# Request
Copy the lines below as they are; omit the images they contain.

** START Exercise inputs **

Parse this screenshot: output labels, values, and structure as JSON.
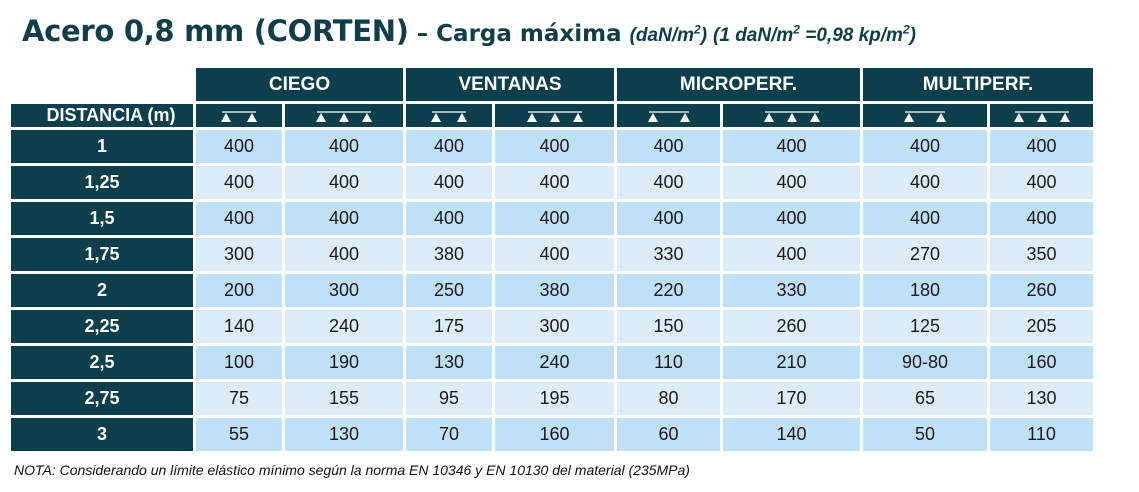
{
  "title": {
    "main": "Acero 0,8 mm (CORTEN)",
    "subtitle": "– Carga máxima",
    "unit_open": "(daN/m",
    "unit_sup": "2",
    "unit_close": ")",
    "conversion_open": "(1 daN/m",
    "conversion_sup1": "2",
    "conversion_mid": " =0,98 kp/m",
    "conversion_sup2": "2",
    "conversion_close": ")"
  },
  "table": {
    "distance_header": "DISTANCIA (m)",
    "groups": [
      "CIEGO",
      "VENTANAS",
      "MICROPERF.",
      "MULTIPERF."
    ],
    "support_icons": [
      "two-support-icon",
      "three-support-icon"
    ],
    "rows": [
      {
        "distance": "1",
        "values": [
          "400",
          "400",
          "400",
          "400",
          "400",
          "400",
          "400",
          "400"
        ]
      },
      {
        "distance": "1,25",
        "values": [
          "400",
          "400",
          "400",
          "400",
          "400",
          "400",
          "400",
          "400"
        ]
      },
      {
        "distance": "1,5",
        "values": [
          "400",
          "400",
          "400",
          "400",
          "400",
          "400",
          "400",
          "400"
        ]
      },
      {
        "distance": "1,75",
        "values": [
          "300",
          "400",
          "380",
          "400",
          "330",
          "400",
          "270",
          "350"
        ]
      },
      {
        "distance": "2",
        "values": [
          "200",
          "300",
          "250",
          "380",
          "220",
          "330",
          "180",
          "260"
        ]
      },
      {
        "distance": "2,25",
        "values": [
          "140",
          "240",
          "175",
          "300",
          "150",
          "260",
          "125",
          "205"
        ]
      },
      {
        "distance": "2,5",
        "values": [
          "100",
          "190",
          "130",
          "240",
          "110",
          "210",
          "90-80",
          "160"
        ]
      },
      {
        "distance": "2,75",
        "values": [
          "75",
          "155",
          "95",
          "195",
          "80",
          "170",
          "65",
          "130"
        ]
      },
      {
        "distance": "3",
        "values": [
          "55",
          "130",
          "70",
          "160",
          "60",
          "140",
          "50",
          "110"
        ]
      }
    ]
  },
  "footer": {
    "note": "NOTA: Considerando un límite elástico mínimo según la norma EN 10346 y EN 10130 del material (235MPa)"
  },
  "colors": {
    "header_bg": "#0c3f4b",
    "title_color": "#0f3d4a",
    "row_light_blue": "#bfe0f7",
    "row_pale_blue": "#dcecf8"
  }
}
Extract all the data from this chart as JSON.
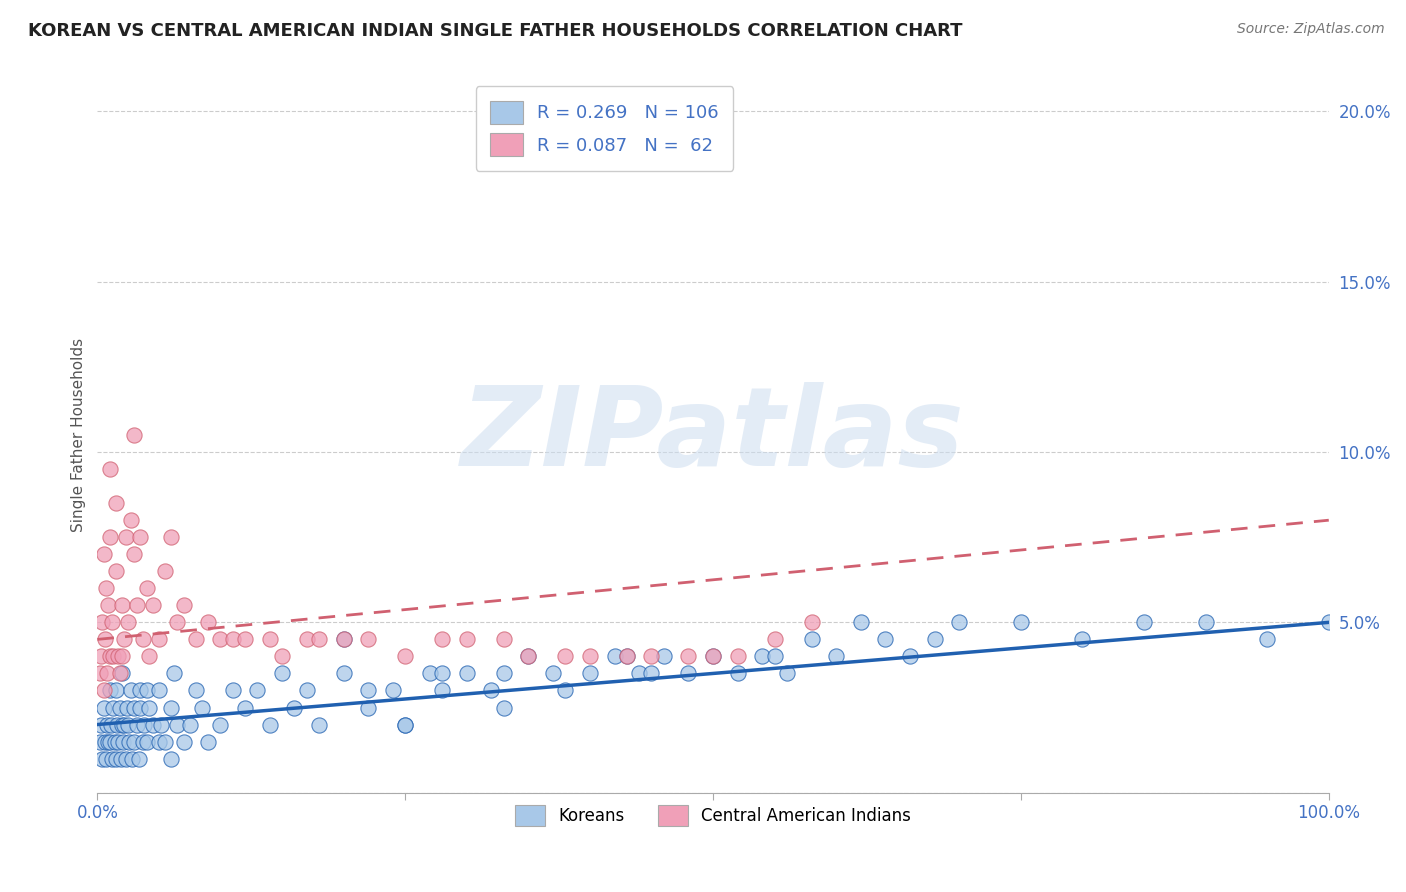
{
  "title": "KOREAN VS CENTRAL AMERICAN INDIAN SINGLE FATHER HOUSEHOLDS CORRELATION CHART",
  "source": "Source: ZipAtlas.com",
  "ylabel": "Single Father Households",
  "xlim": [
    0,
    100
  ],
  "ylim": [
    0,
    21
  ],
  "color_korean": "#a8c8e8",
  "color_central": "#f0a0b8",
  "color_korean_line": "#2060b0",
  "color_central_line": "#d06070",
  "color_blue_text": "#4472c4",
  "background_color": "#ffffff",
  "grid_color": "#cccccc",
  "r_korean": "0.269",
  "n_korean": "106",
  "r_central": "0.087",
  "n_central": "62",
  "legend1_label": "Koreans",
  "legend2_label": "Central American Indians",
  "korean_x": [
    0.2,
    0.3,
    0.4,
    0.5,
    0.6,
    0.7,
    0.8,
    0.9,
    1.0,
    1.0,
    1.1,
    1.2,
    1.3,
    1.4,
    1.5,
    1.5,
    1.6,
    1.7,
    1.8,
    1.9,
    2.0,
    2.0,
    2.1,
    2.2,
    2.3,
    2.4,
    2.5,
    2.6,
    2.7,
    2.8,
    3.0,
    3.0,
    3.2,
    3.4,
    3.5,
    3.5,
    3.7,
    3.8,
    4.0,
    4.0,
    4.2,
    4.5,
    5.0,
    5.0,
    5.2,
    5.5,
    6.0,
    6.0,
    6.2,
    6.5,
    7.0,
    7.5,
    8.0,
    8.5,
    9.0,
    10.0,
    11.0,
    12.0,
    13.0,
    14.0,
    15.0,
    16.0,
    17.0,
    18.0,
    20.0,
    22.0,
    24.0,
    25.0,
    27.0,
    28.0,
    30.0,
    32.0,
    33.0,
    35.0,
    37.0,
    38.0,
    40.0,
    42.0,
    44.0,
    46.0,
    48.0,
    50.0,
    52.0,
    54.0,
    56.0,
    58.0,
    60.0,
    62.0,
    64.0,
    66.0,
    68.0,
    70.0,
    75.0,
    80.0,
    85.0,
    90.0,
    95.0,
    100.0,
    55.0,
    45.0,
    43.0,
    33.0,
    28.0,
    25.0,
    22.0,
    20.0
  ],
  "korean_y": [
    1.5,
    2.0,
    1.0,
    2.5,
    1.5,
    1.0,
    2.0,
    1.5,
    3.0,
    1.5,
    2.0,
    1.0,
    2.5,
    1.5,
    1.0,
    3.0,
    2.0,
    1.5,
    2.5,
    1.0,
    2.0,
    3.5,
    1.5,
    2.0,
    1.0,
    2.5,
    2.0,
    1.5,
    3.0,
    1.0,
    2.5,
    1.5,
    2.0,
    1.0,
    3.0,
    2.5,
    1.5,
    2.0,
    3.0,
    1.5,
    2.5,
    2.0,
    1.5,
    3.0,
    2.0,
    1.5,
    2.5,
    1.0,
    3.5,
    2.0,
    1.5,
    2.0,
    3.0,
    2.5,
    1.5,
    2.0,
    3.0,
    2.5,
    3.0,
    2.0,
    3.5,
    2.5,
    3.0,
    2.0,
    3.5,
    2.5,
    3.0,
    2.0,
    3.5,
    3.0,
    3.5,
    3.0,
    3.5,
    4.0,
    3.5,
    3.0,
    3.5,
    4.0,
    3.5,
    4.0,
    3.5,
    4.0,
    3.5,
    4.0,
    3.5,
    4.5,
    4.0,
    5.0,
    4.5,
    4.0,
    4.5,
    5.0,
    5.0,
    4.5,
    5.0,
    5.0,
    4.5,
    5.0,
    4.0,
    3.5,
    4.0,
    2.5,
    3.5,
    2.0,
    3.0,
    4.5
  ],
  "central_x": [
    0.2,
    0.3,
    0.4,
    0.5,
    0.5,
    0.6,
    0.7,
    0.8,
    0.9,
    1.0,
    1.0,
    1.0,
    1.2,
    1.3,
    1.5,
    1.5,
    1.7,
    1.8,
    2.0,
    2.0,
    2.2,
    2.3,
    2.5,
    2.7,
    3.0,
    3.0,
    3.2,
    3.5,
    3.7,
    4.0,
    4.2,
    4.5,
    5.0,
    5.5,
    6.0,
    6.5,
    7.0,
    8.0,
    9.0,
    10.0,
    11.0,
    12.0,
    14.0,
    15.0,
    17.0,
    18.0,
    20.0,
    22.0,
    25.0,
    28.0,
    30.0,
    33.0,
    35.0,
    38.0,
    40.0,
    43.0,
    45.0,
    48.0,
    50.0,
    52.0,
    55.0,
    58.0
  ],
  "central_y": [
    3.5,
    4.0,
    5.0,
    3.0,
    7.0,
    4.5,
    6.0,
    3.5,
    5.5,
    4.0,
    7.5,
    9.5,
    5.0,
    4.0,
    8.5,
    6.5,
    4.0,
    3.5,
    5.5,
    4.0,
    4.5,
    7.5,
    5.0,
    8.0,
    10.5,
    7.0,
    5.5,
    7.5,
    4.5,
    6.0,
    4.0,
    5.5,
    4.5,
    6.5,
    7.5,
    5.0,
    5.5,
    4.5,
    5.0,
    4.5,
    4.5,
    4.5,
    4.5,
    4.0,
    4.5,
    4.5,
    4.5,
    4.5,
    4.0,
    4.5,
    4.5,
    4.5,
    4.0,
    4.0,
    4.0,
    4.0,
    4.0,
    4.0,
    4.0,
    4.0,
    4.5,
    5.0
  ]
}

** END Exercise inputs **

# Worked answer
Parse this screenshot: output labels, values, and structure as JSON.
{
  "title": {
    "main": "Acero 0,8 mm (CORTEN)",
    "subtitle": "– Carga máxima",
    "unit_open": "(daN/m",
    "unit_sup": "2",
    "unit_close": ")",
    "conversion_open": "(1 daN/m",
    "conversion_sup1": "2",
    "conversion_mid": " =0,98 kp/m",
    "conversion_sup2": "2",
    "conversion_close": ")"
  },
  "table": {
    "distance_header": "DISTANCIA (m)",
    "groups": [
      "CIEGO",
      "VENTANAS",
      "MICROPERF.",
      "MULTIPERF."
    ],
    "support_icons": [
      "two-support-icon",
      "three-support-icon"
    ],
    "rows": [
      {
        "distance": "1",
        "values": [
          "400",
          "400",
          "400",
          "400",
          "400",
          "400",
          "400",
          "400"
        ]
      },
      {
        "distance": "1,25",
        "values": [
          "400",
          "400",
          "400",
          "400",
          "400",
          "400",
          "400",
          "400"
        ]
      },
      {
        "distance": "1,5",
        "values": [
          "400",
          "400",
          "400",
          "400",
          "400",
          "400",
          "400",
          "400"
        ]
      },
      {
        "distance": "1,75",
        "values": [
          "300",
          "400",
          "380",
          "400",
          "330",
          "400",
          "270",
          "350"
        ]
      },
      {
        "distance": "2",
        "values": [
          "200",
          "300",
          "250",
          "380",
          "220",
          "330",
          "180",
          "260"
        ]
      },
      {
        "distance": "2,25",
        "values": [
          "140",
          "240",
          "175",
          "300",
          "150",
          "260",
          "125",
          "205"
        ]
      },
      {
        "distance": "2,5",
        "values": [
          "100",
          "190",
          "130",
          "240",
          "110",
          "210",
          "90-80",
          "160"
        ]
      },
      {
        "distance": "2,75",
        "values": [
          "75",
          "155",
          "95",
          "195",
          "80",
          "170",
          "65",
          "130"
        ]
      },
      {
        "distance": "3",
        "values": [
          "55",
          "130",
          "70",
          "160",
          "60",
          "140",
          "50",
          "110"
        ]
      }
    ]
  },
  "footer": {
    "note": "NOTA: Considerando un límite elástico mínimo según la norma EN 10346 y EN 10130 del material (235MPa)"
  },
  "colors": {
    "header_bg": "#0c3f4b",
    "title_color": "#0f3d4a",
    "row_light_blue": "#bfe0f7",
    "row_pale_blue": "#dcecf8"
  }
}
Extract all the data from this chart as JSON.
{
  "title": "KOREAN VS CENTRAL AMERICAN INDIAN SINGLE FATHER HOUSEHOLDS CORRELATION CHART",
  "source": "Source: ZipAtlas.com",
  "ylabel": "Single Father Households",
  "xlim": [
    0,
    100
  ],
  "ylim": [
    0,
    21
  ],
  "color_korean": "#a8c8e8",
  "color_central": "#f0a0b8",
  "color_korean_line": "#2060b0",
  "color_central_line": "#d06070",
  "color_blue_text": "#4472c4",
  "background_color": "#ffffff",
  "grid_color": "#cccccc",
  "r_korean": "0.269",
  "n_korean": "106",
  "r_central": "0.087",
  "n_central": "62",
  "legend1_label": "Koreans",
  "legend2_label": "Central American Indians",
  "korean_x": [
    0.2,
    0.3,
    0.4,
    0.5,
    0.6,
    0.7,
    0.8,
    0.9,
    1.0,
    1.0,
    1.1,
    1.2,
    1.3,
    1.4,
    1.5,
    1.5,
    1.6,
    1.7,
    1.8,
    1.9,
    2.0,
    2.0,
    2.1,
    2.2,
    2.3,
    2.4,
    2.5,
    2.6,
    2.7,
    2.8,
    3.0,
    3.0,
    3.2,
    3.4,
    3.5,
    3.5,
    3.7,
    3.8,
    4.0,
    4.0,
    4.2,
    4.5,
    5.0,
    5.0,
    5.2,
    5.5,
    6.0,
    6.0,
    6.2,
    6.5,
    7.0,
    7.5,
    8.0,
    8.5,
    9.0,
    10.0,
    11.0,
    12.0,
    13.0,
    14.0,
    15.0,
    16.0,
    17.0,
    18.0,
    20.0,
    22.0,
    24.0,
    25.0,
    27.0,
    28.0,
    30.0,
    32.0,
    33.0,
    35.0,
    37.0,
    38.0,
    40.0,
    42.0,
    44.0,
    46.0,
    48.0,
    50.0,
    52.0,
    54.0,
    56.0,
    58.0,
    60.0,
    62.0,
    64.0,
    66.0,
    68.0,
    70.0,
    75.0,
    80.0,
    85.0,
    90.0,
    95.0,
    100.0,
    55.0,
    45.0,
    43.0,
    33.0,
    28.0,
    25.0,
    22.0,
    20.0
  ],
  "korean_y": [
    1.5,
    2.0,
    1.0,
    2.5,
    1.5,
    1.0,
    2.0,
    1.5,
    3.0,
    1.5,
    2.0,
    1.0,
    2.5,
    1.5,
    1.0,
    3.0,
    2.0,
    1.5,
    2.5,
    1.0,
    2.0,
    3.5,
    1.5,
    2.0,
    1.0,
    2.5,
    2.0,
    1.5,
    3.0,
    1.0,
    2.5,
    1.5,
    2.0,
    1.0,
    3.0,
    2.5,
    1.5,
    2.0,
    3.0,
    1.5,
    2.5,
    2.0,
    1.5,
    3.0,
    2.0,
    1.5,
    2.5,
    1.0,
    3.5,
    2.0,
    1.5,
    2.0,
    3.0,
    2.5,
    1.5,
    2.0,
    3.0,
    2.5,
    3.0,
    2.0,
    3.5,
    2.5,
    3.0,
    2.0,
    3.5,
    2.5,
    3.0,
    2.0,
    3.5,
    3.0,
    3.5,
    3.0,
    3.5,
    4.0,
    3.5,
    3.0,
    3.5,
    4.0,
    3.5,
    4.0,
    3.5,
    4.0,
    3.5,
    4.0,
    3.5,
    4.5,
    4.0,
    5.0,
    4.5,
    4.0,
    4.5,
    5.0,
    5.0,
    4.5,
    5.0,
    5.0,
    4.5,
    5.0,
    4.0,
    3.5,
    4.0,
    2.5,
    3.5,
    2.0,
    3.0,
    4.5
  ],
  "central_x": [
    0.2,
    0.3,
    0.4,
    0.5,
    0.5,
    0.6,
    0.7,
    0.8,
    0.9,
    1.0,
    1.0,
    1.0,
    1.2,
    1.3,
    1.5,
    1.5,
    1.7,
    1.8,
    2.0,
    2.0,
    2.2,
    2.3,
    2.5,
    2.7,
    3.0,
    3.0,
    3.2,
    3.5,
    3.7,
    4.0,
    4.2,
    4.5,
    5.0,
    5.5,
    6.0,
    6.5,
    7.0,
    8.0,
    9.0,
    10.0,
    11.0,
    12.0,
    14.0,
    15.0,
    17.0,
    18.0,
    20.0,
    22.0,
    25.0,
    28.0,
    30.0,
    33.0,
    35.0,
    38.0,
    40.0,
    43.0,
    45.0,
    48.0,
    50.0,
    52.0,
    55.0,
    58.0
  ],
  "central_y": [
    3.5,
    4.0,
    5.0,
    3.0,
    7.0,
    4.5,
    6.0,
    3.5,
    5.5,
    4.0,
    7.5,
    9.5,
    5.0,
    4.0,
    8.5,
    6.5,
    4.0,
    3.5,
    5.5,
    4.0,
    4.5,
    7.5,
    5.0,
    8.0,
    10.5,
    7.0,
    5.5,
    7.5,
    4.5,
    6.0,
    4.0,
    5.5,
    4.5,
    6.5,
    7.5,
    5.0,
    5.5,
    4.5,
    5.0,
    4.5,
    4.5,
    4.5,
    4.5,
    4.0,
    4.5,
    4.5,
    4.5,
    4.5,
    4.0,
    4.5,
    4.5,
    4.5,
    4.0,
    4.0,
    4.0,
    4.0,
    4.0,
    4.0,
    4.0,
    4.0,
    4.5,
    5.0
  ]
}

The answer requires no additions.